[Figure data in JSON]
-*-*-
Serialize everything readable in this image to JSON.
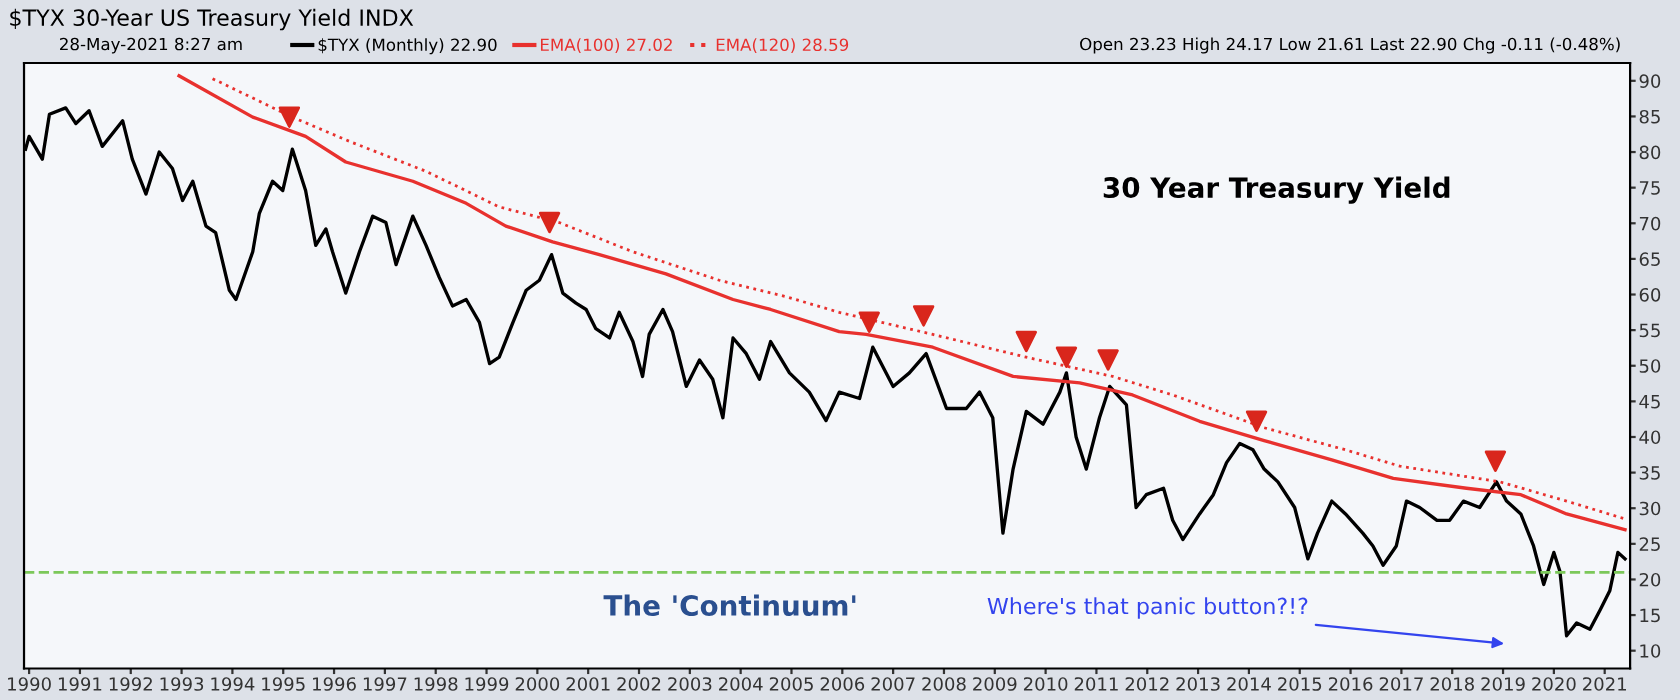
{
  "chart_data": {
    "type": "line",
    "title": "$TYX 30-Year US Treasury Yield INDX",
    "subtitle": "28-May-2021 8:27 am",
    "annotations": [
      "Open 23.23 High 24.17 Low 21.61 Last 22.90 Chg -0.11 (-0.48%)",
      "30 Year Treasury Yield",
      "The 'Continuum'",
      "Where's that panic button?!?"
    ],
    "series": [
      {
        "name": "$TYX (Monthly) 22.90",
        "color": "#000000",
        "line_style": "solid",
        "x": [
          1989.93,
          1990.0,
          1990.26,
          1990.4,
          1990.72,
          1990.92,
          1991.18,
          1991.44,
          1991.84,
          1992.03,
          1992.3,
          1992.56,
          1992.82,
          1993.02,
          1993.22,
          1993.48,
          1993.67,
          1993.94,
          1994.07,
          1994.4,
          1994.53,
          1994.79,
          1994.99,
          1995.18,
          1995.44,
          1995.64,
          1995.84,
          1995.97,
          1996.23,
          1996.5,
          1996.76,
          1997.02,
          1997.22,
          1997.55,
          1997.81,
          1998.07,
          1998.33,
          1998.6,
          1998.86,
          1999.06,
          1999.25,
          1999.52,
          1999.78,
          2000.04,
          2000.28,
          2000.5,
          2000.76,
          2000.96,
          2001.15,
          2001.42,
          2001.61,
          2001.88,
          2002.07,
          2002.2,
          2002.47,
          2002.66,
          2002.93,
          2003.19,
          2003.45,
          2003.65,
          2003.85,
          2004.11,
          2004.37,
          2004.59,
          2004.96,
          2005.35,
          2005.68,
          2005.94,
          2006.34,
          2006.6,
          2007.0,
          2007.32,
          2007.65,
          2008.05,
          2008.44,
          2008.7,
          2008.96,
          2009.16,
          2009.36,
          2009.62,
          2009.95,
          2010.28,
          2010.41,
          2010.6,
          2010.8,
          2011.06,
          2011.26,
          2011.59,
          2011.78,
          2011.98,
          2012.32,
          2012.5,
          2012.7,
          2013.03,
          2013.3,
          2013.56,
          2013.82,
          2014.08,
          2014.3,
          2014.57,
          2014.9,
          2015.16,
          2015.35,
          2015.63,
          2015.9,
          2016.24,
          2016.44,
          2016.64,
          2016.9,
          2017.1,
          2017.36,
          2017.7,
          2017.95,
          2018.22,
          2018.54,
          2018.87,
          2019.07,
          2019.35,
          2019.6,
          2019.8,
          2020.0,
          2020.12,
          2020.25,
          2020.45,
          2020.71,
          2020.91,
          2021.1,
          2021.26,
          2021.4
        ],
        "values": [
          80.4,
          82.2,
          79.0,
          85.3,
          86.2,
          84.0,
          85.8,
          80.8,
          84.4,
          79.0,
          74.1,
          80.0,
          77.7,
          73.2,
          75.9,
          69.6,
          68.7,
          60.6,
          59.3,
          66.0,
          71.4,
          75.9,
          74.6,
          80.4,
          74.6,
          66.9,
          69.2,
          66.0,
          60.2,
          66.0,
          71.0,
          70.1,
          64.2,
          71.0,
          66.9,
          62.4,
          58.4,
          59.3,
          56.1,
          50.3,
          51.2,
          56.1,
          60.6,
          62.0,
          65.6,
          60.2,
          58.8,
          57.9,
          55.2,
          53.9,
          57.5,
          53.4,
          48.5,
          54.4,
          57.9,
          54.8,
          47.1,
          50.8,
          48.1,
          42.7,
          53.9,
          51.7,
          48.1,
          53.4,
          49.0,
          46.3,
          42.3,
          46.3,
          45.4,
          52.6,
          47.1,
          49.0,
          51.7,
          44.0,
          44.0,
          46.3,
          42.7,
          26.5,
          35.5,
          43.6,
          41.8,
          46.3,
          49.0,
          40.0,
          35.5,
          42.7,
          47.1,
          44.5,
          30.1,
          31.9,
          32.8,
          28.3,
          25.6,
          29.2,
          31.9,
          36.4,
          39.1,
          38.2,
          35.5,
          33.7,
          30.1,
          22.9,
          26.5,
          31.0,
          29.2,
          26.5,
          24.7,
          22.0,
          24.7,
          31.0,
          30.1,
          28.3,
          28.3,
          31.0,
          30.1,
          33.7,
          31.0,
          29.2,
          24.7,
          19.3,
          23.8,
          21.1,
          12.1,
          13.9,
          13.0,
          15.7,
          18.4,
          23.8,
          22.9
        ]
      },
      {
        "name": "EMA(100) 27.02",
        "color": "#e8312e",
        "line_style": "solid",
        "x": [
          1992.95,
          1994.4,
          1995.44,
          1996.23,
          1997.55,
          1998.6,
          1999.38,
          2000.3,
          2001.22,
          2002.53,
          2003.85,
          2004.59,
          2005.94,
          2006.47,
          2007.78,
          2009.36,
          2010.67,
          2011.71,
          2013.03,
          2014.3,
          2015.63,
          2016.84,
          2018.28,
          2019.35,
          2020.25,
          2021.4
        ],
        "values": [
          90.7,
          84.9,
          82.2,
          78.6,
          75.9,
          72.8,
          69.6,
          67.4,
          65.6,
          62.9,
          59.3,
          57.9,
          54.8,
          54.4,
          52.6,
          48.5,
          47.6,
          45.9,
          42.2,
          39.5,
          36.8,
          34.2,
          32.8,
          31.9,
          29.2,
          27.0
        ]
      },
      {
        "name": "EMA(120) 28.59",
        "color": "#e8312e",
        "line_style": "dotted",
        "x": [
          1993.61,
          1995.18,
          1996.37,
          1997.81,
          1999.25,
          2000.43,
          2001.88,
          2003.58,
          2004.89,
          2005.94,
          2006.47,
          2007.78,
          2009.62,
          2011.32,
          2012.5,
          2014.3,
          2015.9,
          2016.97,
          2018.94,
          2020.25,
          2021.4
        ],
        "values": [
          90.3,
          84.9,
          81.3,
          77.3,
          72.3,
          70.1,
          66.0,
          62.0,
          59.7,
          57.5,
          56.6,
          54.4,
          51.2,
          48.5,
          45.9,
          41.3,
          38.2,
          35.9,
          33.7,
          31.0,
          28.5
        ]
      },
      {
        "type": "scatter",
        "color": "#d9261c",
        "marker": "triangle",
        "x": [
          1995.12,
          2000.24,
          2006.53,
          2007.6,
          2009.62,
          2010.41,
          2011.23,
          2014.15,
          2018.85
        ],
        "values": [
          84.9,
          70.1,
          56.1,
          57.0,
          53.4,
          51.2,
          50.8,
          42.2,
          36.6
        ]
      }
    ],
    "xlim": [
      1989.9,
      2021.5
    ],
    "xticks": [
      1990,
      1991,
      1992,
      1993,
      1994,
      1995,
      1996,
      1997,
      1998,
      1999,
      2000,
      2001,
      2002,
      2003,
      2004,
      2005,
      2006,
      2007,
      2008,
      2009,
      2010,
      2011,
      2012,
      2013,
      2014,
      2015,
      2016,
      2017,
      2018,
      2019,
      2020,
      2021
    ],
    "ylim": [
      7.5,
      92.5
    ],
    "yticks": [
      10,
      15,
      20,
      25,
      30,
      35,
      40,
      45,
      50,
      55,
      60,
      65,
      70,
      75,
      80,
      85,
      90
    ],
    "ref_lines": [
      {
        "axis": "y",
        "value": 21,
        "color": "#7cc85a",
        "line_style": "dashed"
      }
    ],
    "legend": "top left",
    "grid": false
  }
}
-*-*-
**Written problem**
Extract all the data above exactly, excluding every picture.

**Answer to this exercise**
Serialize everything readable in this image to JSON.
{
  "chart_data": {
    "type": "line",
    "title": "$TYX 30-Year US Treasury Yield INDX",
    "subtitle": "28-May-2021 8:27 am",
    "annotations": [
      "Open 23.23 High 24.17 Low 21.61 Last 22.90 Chg -0.11 (-0.48%)",
      "30 Year Treasury Yield",
      "The 'Continuum'",
      "Where's that panic button?!?"
    ],
    "series": [
      {
        "name": "$TYX (Monthly) 22.90",
        "color": "#000000",
        "line_style": "solid",
        "x": [
          1989.93,
          1990.0,
          1990.26,
          1990.4,
          1990.72,
          1990.92,
          1991.18,
          1991.44,
          1991.84,
          1992.03,
          1992.3,
          1992.56,
          1992.82,
          1993.02,
          1993.22,
          1993.48,
          1993.67,
          1993.94,
          1994.07,
          1994.4,
          1994.53,
          1994.79,
          1994.99,
          1995.18,
          1995.44,
          1995.64,
          1995.84,
          1995.97,
          1996.23,
          1996.5,
          1996.76,
          1997.02,
          1997.22,
          1997.55,
          1997.81,
          1998.07,
          1998.33,
          1998.6,
          1998.86,
          1999.06,
          1999.25,
          1999.52,
          1999.78,
          2000.04,
          2000.28,
          2000.5,
          2000.76,
          2000.96,
          2001.15,
          2001.42,
          2001.61,
          2001.88,
          2002.07,
          2002.2,
          2002.47,
          2002.66,
          2002.93,
          2003.19,
          2003.45,
          2003.65,
          2003.85,
          2004.11,
          2004.37,
          2004.59,
          2004.96,
          2005.35,
          2005.68,
          2005.94,
          2006.34,
          2006.6,
          2007.0,
          2007.32,
          2007.65,
          2008.05,
          2008.44,
          2008.7,
          2008.96,
          2009.16,
          2009.36,
          2009.62,
          2009.95,
          2010.28,
          2010.41,
          2010.6,
          2010.8,
          2011.06,
          2011.26,
          2011.59,
          2011.78,
          2011.98,
          2012.32,
          2012.5,
          2012.7,
          2013.03,
          2013.3,
          2013.56,
          2013.82,
          2014.08,
          2014.3,
          2014.57,
          2014.9,
          2015.16,
          2015.35,
          2015.63,
          2015.9,
          2016.24,
          2016.44,
          2016.64,
          2016.9,
          2017.1,
          2017.36,
          2017.7,
          2017.95,
          2018.22,
          2018.54,
          2018.87,
          2019.07,
          2019.35,
          2019.6,
          2019.8,
          2020.0,
          2020.12,
          2020.25,
          2020.45,
          2020.71,
          2020.91,
          2021.1,
          2021.26,
          2021.4
        ],
        "values": [
          80.4,
          82.2,
          79.0,
          85.3,
          86.2,
          84.0,
          85.8,
          80.8,
          84.4,
          79.0,
          74.1,
          80.0,
          77.7,
          73.2,
          75.9,
          69.6,
          68.7,
          60.6,
          59.3,
          66.0,
          71.4,
          75.9,
          74.6,
          80.4,
          74.6,
          66.9,
          69.2,
          66.0,
          60.2,
          66.0,
          71.0,
          70.1,
          64.2,
          71.0,
          66.9,
          62.4,
          58.4,
          59.3,
          56.1,
          50.3,
          51.2,
          56.1,
          60.6,
          62.0,
          65.6,
          60.2,
          58.8,
          57.9,
          55.2,
          53.9,
          57.5,
          53.4,
          48.5,
          54.4,
          57.9,
          54.8,
          47.1,
          50.8,
          48.1,
          42.7,
          53.9,
          51.7,
          48.1,
          53.4,
          49.0,
          46.3,
          42.3,
          46.3,
          45.4,
          52.6,
          47.1,
          49.0,
          51.7,
          44.0,
          44.0,
          46.3,
          42.7,
          26.5,
          35.5,
          43.6,
          41.8,
          46.3,
          49.0,
          40.0,
          35.5,
          42.7,
          47.1,
          44.5,
          30.1,
          31.9,
          32.8,
          28.3,
          25.6,
          29.2,
          31.9,
          36.4,
          39.1,
          38.2,
          35.5,
          33.7,
          30.1,
          22.9,
          26.5,
          31.0,
          29.2,
          26.5,
          24.7,
          22.0,
          24.7,
          31.0,
          30.1,
          28.3,
          28.3,
          31.0,
          30.1,
          33.7,
          31.0,
          29.2,
          24.7,
          19.3,
          23.8,
          21.1,
          12.1,
          13.9,
          13.0,
          15.7,
          18.4,
          23.8,
          22.9
        ]
      },
      {
        "name": "EMA(100) 27.02",
        "color": "#e8312e",
        "line_style": "solid",
        "x": [
          1992.95,
          1994.4,
          1995.44,
          1996.23,
          1997.55,
          1998.6,
          1999.38,
          2000.3,
          2001.22,
          2002.53,
          2003.85,
          2004.59,
          2005.94,
          2006.47,
          2007.78,
          2009.36,
          2010.67,
          2011.71,
          2013.03,
          2014.3,
          2015.63,
          2016.84,
          2018.28,
          2019.35,
          2020.25,
          2021.4
        ],
        "values": [
          90.7,
          84.9,
          82.2,
          78.6,
          75.9,
          72.8,
          69.6,
          67.4,
          65.6,
          62.9,
          59.3,
          57.9,
          54.8,
          54.4,
          52.6,
          48.5,
          47.6,
          45.9,
          42.2,
          39.5,
          36.8,
          34.2,
          32.8,
          31.9,
          29.2,
          27.0
        ]
      },
      {
        "name": "EMA(120) 28.59",
        "color": "#e8312e",
        "line_style": "dotted",
        "x": [
          1993.61,
          1995.18,
          1996.37,
          1997.81,
          1999.25,
          2000.43,
          2001.88,
          2003.58,
          2004.89,
          2005.94,
          2006.47,
          2007.78,
          2009.62,
          2011.32,
          2012.5,
          2014.3,
          2015.9,
          2016.97,
          2018.94,
          2020.25,
          2021.4
        ],
        "values": [
          90.3,
          84.9,
          81.3,
          77.3,
          72.3,
          70.1,
          66.0,
          62.0,
          59.7,
          57.5,
          56.6,
          54.4,
          51.2,
          48.5,
          45.9,
          41.3,
          38.2,
          35.9,
          33.7,
          31.0,
          28.5
        ]
      },
      {
        "type": "scatter",
        "color": "#d9261c",
        "marker": "triangle",
        "x": [
          1995.12,
          2000.24,
          2006.53,
          2007.6,
          2009.62,
          2010.41,
          2011.23,
          2014.15,
          2018.85
        ],
        "values": [
          84.9,
          70.1,
          56.1,
          57.0,
          53.4,
          51.2,
          50.8,
          42.2,
          36.6
        ]
      }
    ],
    "xlim": [
      1989.9,
      2021.5
    ],
    "xticks": [
      1990,
      1991,
      1992,
      1993,
      1994,
      1995,
      1996,
      1997,
      1998,
      1999,
      2000,
      2001,
      2002,
      2003,
      2004,
      2005,
      2006,
      2007,
      2008,
      2009,
      2010,
      2011,
      2012,
      2013,
      2014,
      2015,
      2016,
      2017,
      2018,
      2019,
      2020,
      2021
    ],
    "ylim": [
      7.5,
      92.5
    ],
    "yticks": [
      10,
      15,
      20,
      25,
      30,
      35,
      40,
      45,
      50,
      55,
      60,
      65,
      70,
      75,
      80,
      85,
      90
    ],
    "ref_lines": [
      {
        "axis": "y",
        "value": 21,
        "color": "#7cc85a",
        "line_style": "dashed"
      }
    ],
    "legend": "top left",
    "grid": false
  }
}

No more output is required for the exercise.